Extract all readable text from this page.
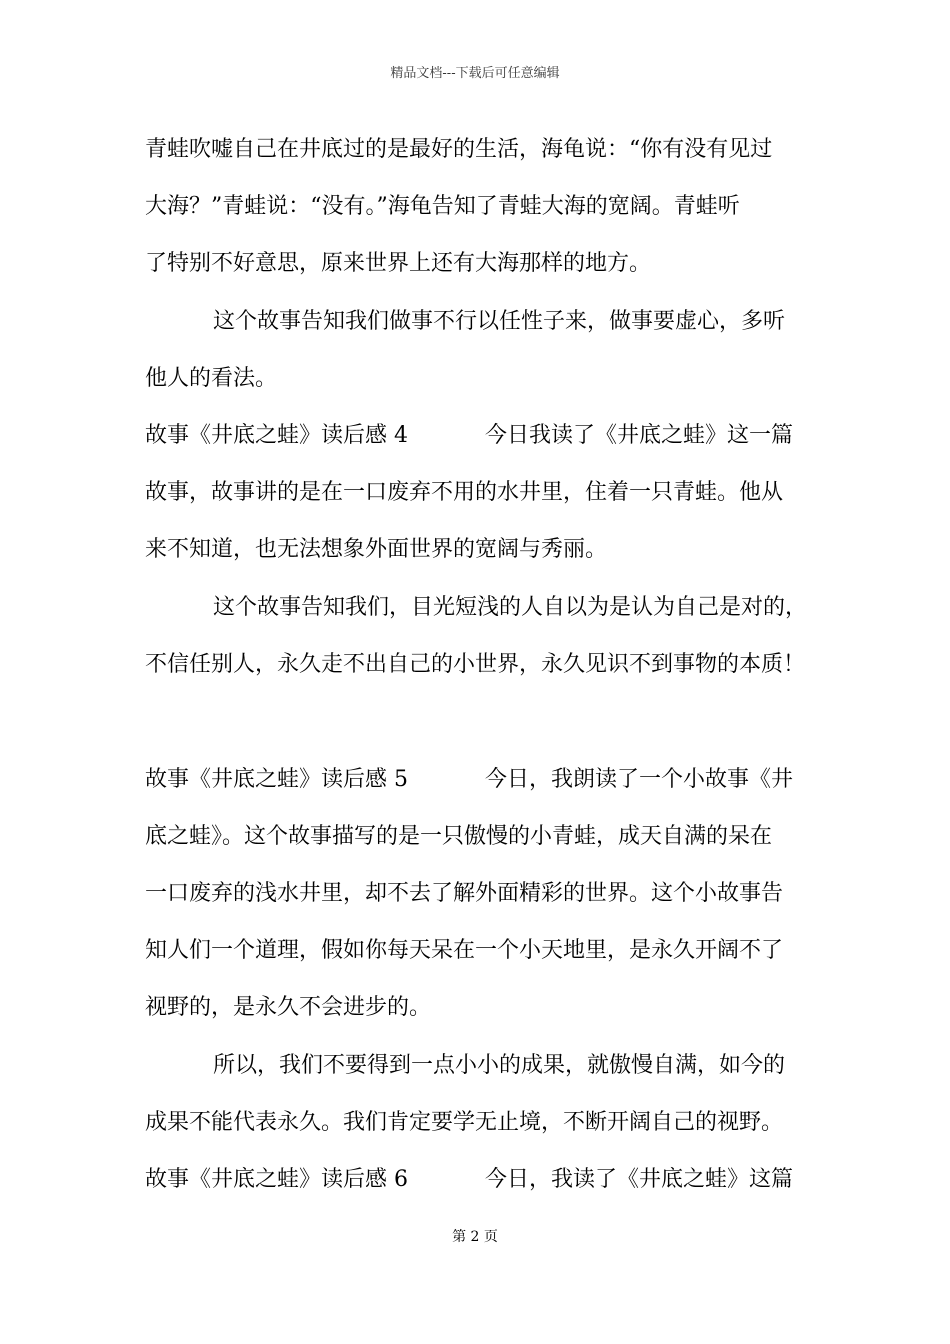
精品文档---下载后可任意编辑
青蛙吹嘘自己在井底过的是最好的生活，海龟说：“你有没有见过
大海？”青蛙说：“没有。”海龟告知了青蛙大海的宽阔。青蛙听
了特别不好意思，原来世界上还有大海那样的地方。
这个故事告知我们做事不行以任性子来，做事要虚心，多听
他人的看法。
故事《井底之蛙》读后感 4	今日我读了《井底之蛙》这一篇
故事，故事讲的是在一口废弃不用的水井里，住着一只青蛙。他从
来不知道，也无法想象外面世界的宽阔与秀丽。
这个故事告知我们，目光短浅的人自以为是认为自己是对的，
不信任别人，永久走不出自己的小世界，永久见识不到事物的本质！
故事《井底之蛙》读后感 5	今日，我朗读了一个小故事《井
底之蛙》。这个故事描写的是一只傲慢的小青蛙，成天自满的呆在
一口废弃的浅水井里，却不去了解外面精彩的世界。这个小故事告
知人们一个道理，假如你每天呆在一个小天地里，是永久开阔不了
视野的，是永久不会进步的。
所以，我们不要得到一点小小的成果，就傲慢自满，如今的
成果不能代表永久。我们肯定要学无止境，不断开阔自己的视野。
故事《井底之蛙》读后感 6	今日，我读了《井底之蛙》这篇
第 2 页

+ + + +

WORK REQUIRED: Repeat verbatim all the material, but not the pictures.

SOLUTION FOR THIS PROBLEM:
Extract all readable text from this page.
精品文档---下载后可任意编辑
青蛙吹嘘自己在井底过的是最好的生活，海龟说：“你有没有见过
大海？”青蛙说：“没有。”海龟告知了青蛙大海的宽阔。青蛙听
了特别不好意思，原来世界上还有大海那样的地方。
这个故事告知我们做事不行以任性子来，做事要虚心，多听
他人的看法。
故事《井底之蛙》读后感 4	今日我读了《井底之蛙》这一篇
故事，故事讲的是在一口废弃不用的水井里，住着一只青蛙。他从
来不知道，也无法想象外面世界的宽阔与秀丽。
这个故事告知我们，目光短浅的人自以为是认为自己是对的，
不信任别人，永久走不出自己的小世界，永久见识不到事物的本质！
故事《井底之蛙》读后感 5	今日，我朗读了一个小故事《井
底之蛙》。这个故事描写的是一只傲慢的小青蛙，成天自满的呆在
一口废弃的浅水井里，却不去了解外面精彩的世界。这个小故事告
知人们一个道理，假如你每天呆在一个小天地里，是永久开阔不了
视野的，是永久不会进步的。
所以，我们不要得到一点小小的成果，就傲慢自满，如今的
成果不能代表永久。我们肯定要学无止境，不断开阔自己的视野。
故事《井底之蛙》读后感 6	今日，我读了《井底之蛙》这篇
第 2 页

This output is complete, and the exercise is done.